Please copy the material below line for line, without changing anything, and leave the pictures out.

Spatial annotation entries:
>>>>>

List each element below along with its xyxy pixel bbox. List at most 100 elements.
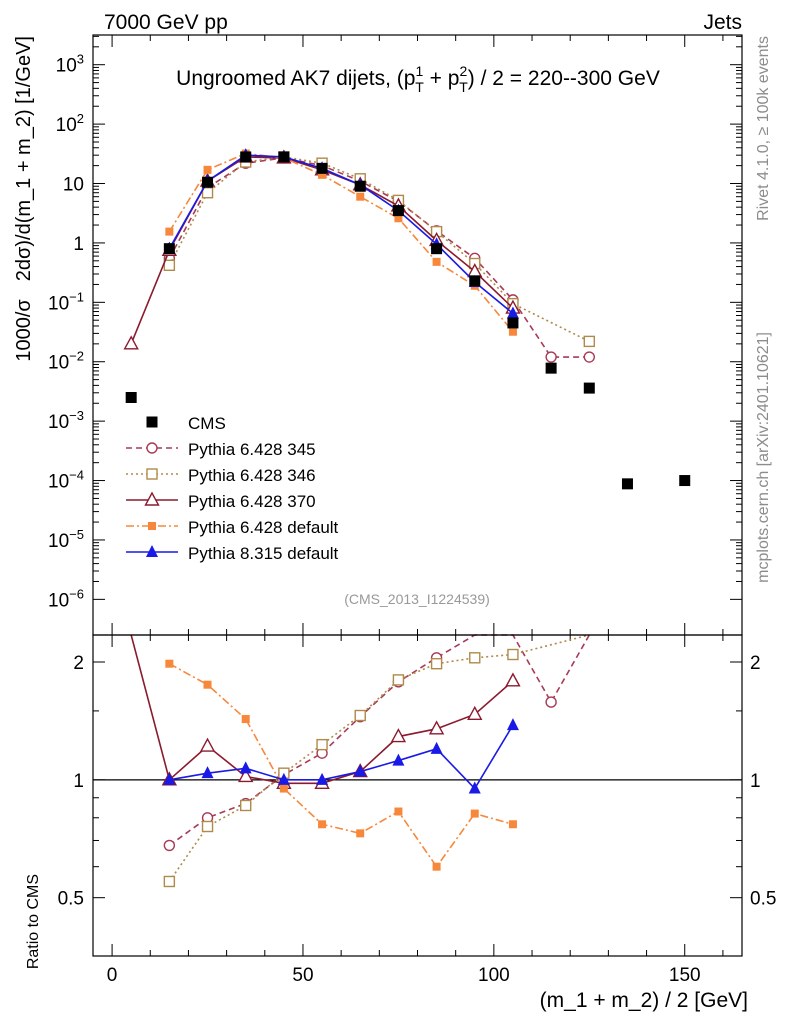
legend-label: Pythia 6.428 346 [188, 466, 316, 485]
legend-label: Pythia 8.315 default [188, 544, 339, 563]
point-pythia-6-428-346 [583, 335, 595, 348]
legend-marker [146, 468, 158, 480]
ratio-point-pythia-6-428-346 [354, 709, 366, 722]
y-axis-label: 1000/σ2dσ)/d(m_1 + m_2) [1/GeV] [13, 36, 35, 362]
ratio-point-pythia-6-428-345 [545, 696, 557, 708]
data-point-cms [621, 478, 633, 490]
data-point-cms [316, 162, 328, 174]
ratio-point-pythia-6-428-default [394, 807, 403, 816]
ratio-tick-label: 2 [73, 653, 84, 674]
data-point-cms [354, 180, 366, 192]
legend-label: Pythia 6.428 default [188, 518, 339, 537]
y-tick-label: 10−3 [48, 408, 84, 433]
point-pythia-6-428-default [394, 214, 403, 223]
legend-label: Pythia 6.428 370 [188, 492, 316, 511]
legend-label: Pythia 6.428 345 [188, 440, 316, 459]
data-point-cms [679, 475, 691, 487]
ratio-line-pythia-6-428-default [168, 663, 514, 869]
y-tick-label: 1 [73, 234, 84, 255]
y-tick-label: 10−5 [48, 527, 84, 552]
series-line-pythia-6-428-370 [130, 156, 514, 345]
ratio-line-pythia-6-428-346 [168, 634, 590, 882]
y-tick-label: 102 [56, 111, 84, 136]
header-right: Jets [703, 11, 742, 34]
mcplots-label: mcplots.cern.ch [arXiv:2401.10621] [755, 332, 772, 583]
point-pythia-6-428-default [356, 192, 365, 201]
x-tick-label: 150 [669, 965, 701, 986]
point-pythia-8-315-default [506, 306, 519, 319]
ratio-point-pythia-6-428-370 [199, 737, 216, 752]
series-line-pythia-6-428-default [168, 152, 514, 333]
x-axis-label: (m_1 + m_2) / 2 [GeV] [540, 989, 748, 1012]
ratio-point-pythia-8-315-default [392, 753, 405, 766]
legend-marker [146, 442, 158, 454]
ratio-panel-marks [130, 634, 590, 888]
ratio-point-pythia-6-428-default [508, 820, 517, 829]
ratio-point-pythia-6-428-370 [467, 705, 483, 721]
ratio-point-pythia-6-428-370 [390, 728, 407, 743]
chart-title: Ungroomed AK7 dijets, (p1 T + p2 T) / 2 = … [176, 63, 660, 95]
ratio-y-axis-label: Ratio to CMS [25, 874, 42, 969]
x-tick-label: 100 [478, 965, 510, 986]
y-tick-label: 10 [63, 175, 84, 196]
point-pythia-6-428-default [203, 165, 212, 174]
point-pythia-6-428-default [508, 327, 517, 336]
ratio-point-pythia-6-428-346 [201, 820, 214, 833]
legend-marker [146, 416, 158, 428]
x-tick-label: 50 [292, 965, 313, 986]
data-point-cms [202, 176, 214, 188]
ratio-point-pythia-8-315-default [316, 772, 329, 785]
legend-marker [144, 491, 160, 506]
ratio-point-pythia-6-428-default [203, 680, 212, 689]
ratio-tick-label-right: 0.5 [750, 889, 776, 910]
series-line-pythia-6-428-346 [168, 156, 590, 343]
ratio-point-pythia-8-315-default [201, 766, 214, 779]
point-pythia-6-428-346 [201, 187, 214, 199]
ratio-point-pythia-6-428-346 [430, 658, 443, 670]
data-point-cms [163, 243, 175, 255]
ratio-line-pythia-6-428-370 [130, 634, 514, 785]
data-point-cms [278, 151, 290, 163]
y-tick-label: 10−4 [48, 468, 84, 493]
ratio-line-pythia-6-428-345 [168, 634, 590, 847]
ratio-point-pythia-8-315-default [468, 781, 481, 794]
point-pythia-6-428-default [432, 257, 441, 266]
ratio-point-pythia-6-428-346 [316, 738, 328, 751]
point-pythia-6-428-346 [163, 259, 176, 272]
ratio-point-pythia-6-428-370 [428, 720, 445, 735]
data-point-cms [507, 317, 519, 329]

<<<<<

| Complete output |
List each element below along with its xyxy pixel bbox. List at most 100 elements.
legend-label: Pythia 6.428 346 [188, 466, 316, 485]
legend-label: Pythia 8.315 default [188, 544, 339, 563]
point-pythia-6-428-346 [583, 335, 595, 348]
legend-marker [146, 468, 158, 480]
ratio-point-pythia-6-428-346 [354, 709, 366, 722]
y-axis-label: 1000/σ2dσ)/d(m_1 + m_2) [1/GeV] [13, 36, 35, 362]
ratio-point-pythia-6-428-345 [545, 696, 557, 708]
data-point-cms [621, 478, 633, 490]
data-point-cms [316, 162, 328, 174]
ratio-point-pythia-6-428-default [394, 807, 403, 816]
ratio-tick-label: 2 [73, 653, 84, 674]
data-point-cms [354, 180, 366, 192]
legend-label: Pythia 6.428 default [188, 518, 339, 537]
y-tick-label: 10−3 [48, 408, 84, 433]
point-pythia-6-428-default [394, 214, 403, 223]
legend-label: Pythia 6.428 370 [188, 492, 316, 511]
legend-label: Pythia 6.428 345 [188, 440, 316, 459]
data-point-cms [679, 475, 691, 487]
ratio-line-pythia-6-428-default [168, 663, 514, 869]
y-tick-label: 1 [73, 234, 84, 255]
y-tick-label: 10−5 [48, 527, 84, 552]
series-line-pythia-6-428-370 [130, 156, 514, 345]
ratio-line-pythia-6-428-346 [168, 634, 590, 882]
y-tick-label: 102 [56, 111, 84, 136]
header-right: Jets [703, 11, 742, 34]
mcplots-label: mcplots.cern.ch [arXiv:2401.10621] [755, 332, 772, 583]
point-pythia-6-428-default [356, 192, 365, 201]
x-tick-label: 150 [669, 965, 701, 986]
point-pythia-8-315-default [506, 306, 519, 319]
ratio-point-pythia-6-428-370 [199, 737, 216, 752]
series-line-pythia-6-428-default [168, 152, 514, 333]
x-axis-label: (m_1 + m_2) / 2 [GeV] [540, 989, 748, 1012]
ratio-point-pythia-8-315-default [392, 753, 405, 766]
legend-marker [146, 442, 158, 454]
ratio-panel-marks [130, 634, 590, 888]
ratio-point-pythia-6-428-default [508, 820, 517, 829]
ratio-point-pythia-6-428-370 [467, 705, 483, 721]
ratio-point-pythia-6-428-370 [390, 728, 407, 743]
chart-title: Ungroomed AK7 dijets, (p1 T + p2 T) / 2 = … [176, 63, 660, 95]
ratio-y-axis-label: Ratio to CMS [25, 874, 42, 969]
x-tick-label: 100 [478, 965, 510, 986]
y-tick-label: 10 [63, 175, 84, 196]
point-pythia-6-428-default [203, 165, 212, 174]
point-pythia-6-428-default [508, 327, 517, 336]
ratio-point-pythia-6-428-346 [201, 820, 214, 833]
legend-marker [146, 416, 158, 428]
x-tick-label: 50 [292, 965, 313, 986]
data-point-cms [202, 176, 214, 188]
ratio-point-pythia-8-315-default [316, 772, 329, 785]
legend-marker [144, 491, 160, 506]
ratio-point-pythia-6-428-default [203, 680, 212, 689]
ratio-tick-label-right: 0.5 [750, 889, 776, 910]
series-line-pythia-6-428-346 [168, 156, 590, 343]
ratio-point-pythia-8-315-default [201, 766, 214, 779]
point-pythia-6-428-346 [201, 187, 214, 199]
ratio-point-pythia-6-428-346 [430, 658, 443, 670]
data-point-cms [163, 243, 175, 255]
ratio-line-pythia-6-428-370 [130, 634, 514, 785]
data-point-cms [278, 151, 290, 163]
y-tick-label: 10−4 [48, 468, 84, 493]
ratio-line-pythia-6-428-345 [168, 634, 590, 847]
ratio-point-pythia-8-315-default [468, 781, 481, 794]
point-pythia-6-428-default [432, 257, 441, 266]
ratio-point-pythia-6-428-346 [316, 738, 328, 751]
point-pythia-6-428-346 [163, 259, 176, 272]
ratio-point-pythia-6-428-370 [428, 720, 445, 735]
data-point-cms [507, 317, 519, 329]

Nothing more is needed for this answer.